The exercise: Transcribe the records that follow, preserving every word.

Extracted data:
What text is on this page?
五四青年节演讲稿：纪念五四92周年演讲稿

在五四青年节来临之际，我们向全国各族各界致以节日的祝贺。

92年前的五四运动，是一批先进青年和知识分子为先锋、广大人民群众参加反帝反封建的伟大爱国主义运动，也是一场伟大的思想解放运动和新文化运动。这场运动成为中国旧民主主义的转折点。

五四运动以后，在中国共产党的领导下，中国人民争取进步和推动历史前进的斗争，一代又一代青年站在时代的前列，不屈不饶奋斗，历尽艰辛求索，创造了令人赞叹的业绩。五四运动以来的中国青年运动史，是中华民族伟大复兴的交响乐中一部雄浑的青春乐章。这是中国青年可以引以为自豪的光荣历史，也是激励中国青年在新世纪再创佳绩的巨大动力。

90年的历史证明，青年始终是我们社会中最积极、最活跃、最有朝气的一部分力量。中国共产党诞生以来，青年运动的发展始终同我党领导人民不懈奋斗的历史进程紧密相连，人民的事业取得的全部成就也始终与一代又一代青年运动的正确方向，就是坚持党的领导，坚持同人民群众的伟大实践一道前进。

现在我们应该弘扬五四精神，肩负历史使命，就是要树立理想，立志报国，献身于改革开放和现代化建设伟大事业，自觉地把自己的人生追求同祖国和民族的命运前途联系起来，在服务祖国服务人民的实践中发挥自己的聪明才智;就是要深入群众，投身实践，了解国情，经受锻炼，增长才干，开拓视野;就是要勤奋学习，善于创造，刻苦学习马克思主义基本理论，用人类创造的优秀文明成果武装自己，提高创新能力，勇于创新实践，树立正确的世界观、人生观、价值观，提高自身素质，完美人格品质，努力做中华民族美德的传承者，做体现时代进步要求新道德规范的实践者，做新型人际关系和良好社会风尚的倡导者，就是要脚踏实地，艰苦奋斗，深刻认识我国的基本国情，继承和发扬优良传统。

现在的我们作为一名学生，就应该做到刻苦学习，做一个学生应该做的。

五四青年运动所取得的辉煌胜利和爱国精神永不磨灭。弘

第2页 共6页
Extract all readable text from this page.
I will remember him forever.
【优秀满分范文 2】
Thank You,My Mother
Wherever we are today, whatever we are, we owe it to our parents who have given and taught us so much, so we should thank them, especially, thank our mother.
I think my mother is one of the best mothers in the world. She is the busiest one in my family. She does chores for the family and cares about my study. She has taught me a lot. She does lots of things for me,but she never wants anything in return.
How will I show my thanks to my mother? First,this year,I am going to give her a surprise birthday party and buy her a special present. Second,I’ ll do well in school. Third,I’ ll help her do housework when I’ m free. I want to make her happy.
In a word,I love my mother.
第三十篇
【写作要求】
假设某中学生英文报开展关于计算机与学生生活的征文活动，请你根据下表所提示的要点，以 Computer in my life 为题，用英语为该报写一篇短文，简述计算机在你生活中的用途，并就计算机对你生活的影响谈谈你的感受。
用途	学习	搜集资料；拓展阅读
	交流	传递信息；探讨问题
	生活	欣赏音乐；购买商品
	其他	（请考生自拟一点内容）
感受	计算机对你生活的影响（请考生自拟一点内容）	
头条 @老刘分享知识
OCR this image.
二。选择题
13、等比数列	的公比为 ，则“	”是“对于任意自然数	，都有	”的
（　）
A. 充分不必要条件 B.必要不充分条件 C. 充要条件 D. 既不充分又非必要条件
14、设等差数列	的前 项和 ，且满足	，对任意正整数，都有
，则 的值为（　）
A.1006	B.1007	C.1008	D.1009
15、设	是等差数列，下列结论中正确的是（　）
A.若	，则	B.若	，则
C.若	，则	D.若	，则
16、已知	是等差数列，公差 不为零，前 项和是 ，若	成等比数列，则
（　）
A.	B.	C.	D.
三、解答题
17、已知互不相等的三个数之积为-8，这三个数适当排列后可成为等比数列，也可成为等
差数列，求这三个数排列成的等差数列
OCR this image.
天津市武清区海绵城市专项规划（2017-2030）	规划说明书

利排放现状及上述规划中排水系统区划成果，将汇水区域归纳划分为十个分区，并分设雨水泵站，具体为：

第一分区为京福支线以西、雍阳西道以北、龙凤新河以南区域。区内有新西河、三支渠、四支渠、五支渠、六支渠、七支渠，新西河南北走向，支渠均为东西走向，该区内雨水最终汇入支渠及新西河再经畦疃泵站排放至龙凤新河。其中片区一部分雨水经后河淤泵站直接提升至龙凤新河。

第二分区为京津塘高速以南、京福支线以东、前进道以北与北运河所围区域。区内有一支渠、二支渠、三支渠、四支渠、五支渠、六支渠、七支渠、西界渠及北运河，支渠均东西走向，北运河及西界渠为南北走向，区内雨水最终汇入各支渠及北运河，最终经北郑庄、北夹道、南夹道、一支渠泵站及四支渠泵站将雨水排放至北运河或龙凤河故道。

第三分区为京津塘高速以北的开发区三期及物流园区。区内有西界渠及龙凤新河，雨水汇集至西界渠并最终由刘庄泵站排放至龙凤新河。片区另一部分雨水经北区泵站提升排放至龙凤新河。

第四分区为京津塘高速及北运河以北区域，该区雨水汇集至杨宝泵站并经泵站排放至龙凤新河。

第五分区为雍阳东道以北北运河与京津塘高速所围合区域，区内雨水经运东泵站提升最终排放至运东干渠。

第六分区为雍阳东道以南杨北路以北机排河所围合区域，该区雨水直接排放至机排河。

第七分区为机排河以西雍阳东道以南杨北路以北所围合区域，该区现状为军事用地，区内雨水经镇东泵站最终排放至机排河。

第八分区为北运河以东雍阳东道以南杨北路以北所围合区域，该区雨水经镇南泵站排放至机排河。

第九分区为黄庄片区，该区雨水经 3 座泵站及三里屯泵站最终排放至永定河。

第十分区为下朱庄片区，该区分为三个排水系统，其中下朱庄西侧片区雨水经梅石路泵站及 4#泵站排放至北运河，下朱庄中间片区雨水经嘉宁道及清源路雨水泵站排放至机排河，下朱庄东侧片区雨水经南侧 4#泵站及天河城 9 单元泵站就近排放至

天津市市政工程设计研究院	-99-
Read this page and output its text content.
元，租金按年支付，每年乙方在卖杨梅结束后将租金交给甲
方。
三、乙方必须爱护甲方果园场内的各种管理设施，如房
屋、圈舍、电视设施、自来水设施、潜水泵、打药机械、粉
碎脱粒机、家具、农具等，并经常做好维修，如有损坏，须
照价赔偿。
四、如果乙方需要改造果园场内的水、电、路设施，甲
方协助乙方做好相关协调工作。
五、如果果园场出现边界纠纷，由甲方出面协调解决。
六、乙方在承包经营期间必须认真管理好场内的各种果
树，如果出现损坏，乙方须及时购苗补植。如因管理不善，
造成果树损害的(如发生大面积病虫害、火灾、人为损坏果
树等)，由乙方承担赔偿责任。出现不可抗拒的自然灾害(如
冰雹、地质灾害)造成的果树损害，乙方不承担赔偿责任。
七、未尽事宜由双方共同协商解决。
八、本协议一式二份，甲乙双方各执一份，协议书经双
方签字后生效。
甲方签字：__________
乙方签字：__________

Correct answer:
What text is on this page?
五四青年节演讲稿：纪念五四92周年演讲稿

在五四青年节来临之际，我们向全国各族各界致以节日的祝贺。

92年前的五四运动，是一批先进青年和知识分子为先锋、广大人民群众参加反帝反封建的伟大爱国主义运动，也是一场伟大的思想解放运动和新文化运动。这场运动成为中国旧民主主义的转折点。

五四运动以后，在中国共产党的领导下，中国人民争取进步和推动历史前进的斗争，一代又一代青年站在时代的前列，不屈不饶奋斗，历尽艰辛求索，创造了令人赞叹的业绩。五四运动以来的中国青年运动史，是中华民族伟大复兴的交响乐中一部雄浑的青春乐章。这是中国青年可以引以为自豪的光荣历史，也是激励中国青年在新世纪再创佳绩的巨大动力。

90年的历史证明，青年始终是我们社会中最积极、最活跃、最有朝气的一部分力量。中国共产党诞生以来，青年运动的发展始终同我党领导人民不懈奋斗的历史进程紧密相连，人民的事业取得的全部成就也始终与一代又一代青年运动的正确方向，就是坚持党的领导，坚持同人民群众的伟大实践一道前进。

现在我们应该弘扬五四精神，肩负历史使命，就是要树立理想，立志报国，献身于改革开放和现代化建设伟大事业，自觉地把自己的人生追求同祖国和民族的命运前途联系起来，在服务祖国服务人民的实践中发挥自己的聪明才智;就是要深入群众，投身实践，了解国情，经受锻炼，增长才干，开拓视野;就是要勤奋学习，善于创造，刻苦学习马克思主义基本理论，用人类创造的优秀文明成果武装自己，提高创新能力，勇于创新实践，树立正确的世界观、人生观、价值观，提高自身素质，完美人格品质，努力做中华民族美德的传承者，做体现时代进步要求新道德规范的实践者，做新型人际关系和良好社会风尚的倡导者，就是要脚踏实地，艰苦奋斗，深刻认识我国的基本国情，继承和发扬优良传统。

现在的我们作为一名学生，就应该做到刻苦学习，做一个学生应该做的。

五四青年运动所取得的辉煌胜利和爱国精神永不磨灭。弘

第2页 共6页
Extract all readable text from this page.
I will remember him forever.
【优秀满分范文 2】
Thank You,My Mother
Wherever we are today, whatever we are, we owe it to our parents who have given and taught us so much, so we should thank them, especially, thank our mother.
I think my mother is one of the best mothers in the world. She is the busiest one in my family. She does chores for the family and cares about my study. She has taught me a lot. She does lots of things for me,but she never wants anything in return.
How will I show my thanks to my mother? First,this year,I am going to give her a surprise birthday party and buy her a special present. Second,I’ ll do well in school. Third,I’ ll help her do housework when I’ m free. I want to make her happy.
In a word,I love my mother.
第三十篇
【写作要求】
假设某中学生英文报开展关于计算机与学生生活的征文活动，请你根据下表所提示的要点，以 Computer in my life 为题，用英语为该报写一篇短文，简述计算机在你生活中的用途，并就计算机对你生活的影响谈谈你的感受。
用途	学习	搜集资料；拓展阅读
	交流	传递信息；探讨问题
	生活	欣赏音乐；购买商品
	其他	（请考生自拟一点内容）
感受	计算机对你生活的影响（请考生自拟一点内容）	
头条 @老刘分享知识
OCR this image.
二。选择题
13、等比数列	的公比为 ，则“	”是“对于任意自然数	，都有	”的
（　）
A. 充分不必要条件 B.必要不充分条件 C. 充要条件 D. 既不充分又非必要条件
14、设等差数列	的前 项和 ，且满足	，对任意正整数，都有
，则 的值为（　）
A.1006	B.1007	C.1008	D.1009
15、设	是等差数列，下列结论中正确的是（　）
A.若	，则	B.若	，则
C.若	，则	D.若	，则
16、已知	是等差数列，公差 不为零，前 项和是 ，若	成等比数列，则
（　）
A.	B.	C.	D.
三、解答题
17、已知互不相等的三个数之积为-8，这三个数适当排列后可成为等比数列，也可成为等
差数列，求这三个数排列成的等差数列
OCR this image.
天津市武清区海绵城市专项规划（2017-2030）	规划说明书

利排放现状及上述规划中排水系统区划成果，将汇水区域归纳划分为十个分区，并分设雨水泵站，具体为：

第一分区为京福支线以西、雍阳西道以北、龙凤新河以南区域。区内有新西河、三支渠、四支渠、五支渠、六支渠、七支渠，新西河南北走向，支渠均为东西走向，该区内雨水最终汇入支渠及新西河再经畦疃泵站排放至龙凤新河。其中片区一部分雨水经后河淤泵站直接提升至龙凤新河。

第二分区为京津塘高速以南、京福支线以东、前进道以北与北运河所围区域。区内有一支渠、二支渠、三支渠、四支渠、五支渠、六支渠、七支渠、西界渠及北运河，支渠均东西走向，北运河及西界渠为南北走向，区内雨水最终汇入各支渠及北运河，最终经北郑庄、北夹道、南夹道、一支渠泵站及四支渠泵站将雨水排放至北运河或龙凤河故道。

第三分区为京津塘高速以北的开发区三期及物流园区。区内有西界渠及龙凤新河，雨水汇集至西界渠并最终由刘庄泵站排放至龙凤新河。片区另一部分雨水经北区泵站提升排放至龙凤新河。

第四分区为京津塘高速及北运河以北区域，该区雨水汇集至杨宝泵站并经泵站排放至龙凤新河。

第五分区为雍阳东道以北北运河与京津塘高速所围合区域，区内雨水经运东泵站提升最终排放至运东干渠。

第六分区为雍阳东道以南杨北路以北机排河所围合区域，该区雨水直接排放至机排河。

第七分区为机排河以西雍阳东道以南杨北路以北所围合区域，该区现状为军事用地，区内雨水经镇东泵站最终排放至机排河。

第八分区为北运河以东雍阳东道以南杨北路以北所围合区域，该区雨水经镇南泵站排放至机排河。

第九分区为黄庄片区，该区雨水经 3 座泵站及三里屯泵站最终排放至永定河。

第十分区为下朱庄片区，该区分为三个排水系统，其中下朱庄西侧片区雨水经梅石路泵站及 4#泵站排放至北运河，下朱庄中间片区雨水经嘉宁道及清源路雨水泵站排放至机排河，下朱庄东侧片区雨水经南侧 4#泵站及天河城 9 单元泵站就近排放至

天津市市政工程设计研究院	-99-
Read this page and output its text content.
元，租金按年支付，每年乙方在卖杨梅结束后将租金交给甲
方。
三、乙方必须爱护甲方果园场内的各种管理设施，如房
屋、圈舍、电视设施、自来水设施、潜水泵、打药机械、粉
碎脱粒机、家具、农具等，并经常做好维修，如有损坏，须
照价赔偿。
四、如果乙方需要改造果园场内的水、电、路设施，甲
方协助乙方做好相关协调工作。
五、如果果园场出现边界纠纷，由甲方出面协调解决。
六、乙方在承包经营期间必须认真管理好场内的各种果
树，如果出现损坏，乙方须及时购苗补植。如因管理不善，
造成果树损害的(如发生大面积病虫害、火灾、人为损坏果
树等)，由乙方承担赔偿责任。出现不可抗拒的自然灾害(如
冰雹、地质灾害)造成的果树损害，乙方不承担赔偿责任。
七、未尽事宜由双方共同协商解决。
八、本协议一式二份，甲乙双方各执一份，协议书经双
方签字后生效。
甲方签字：__________
乙方签字：__________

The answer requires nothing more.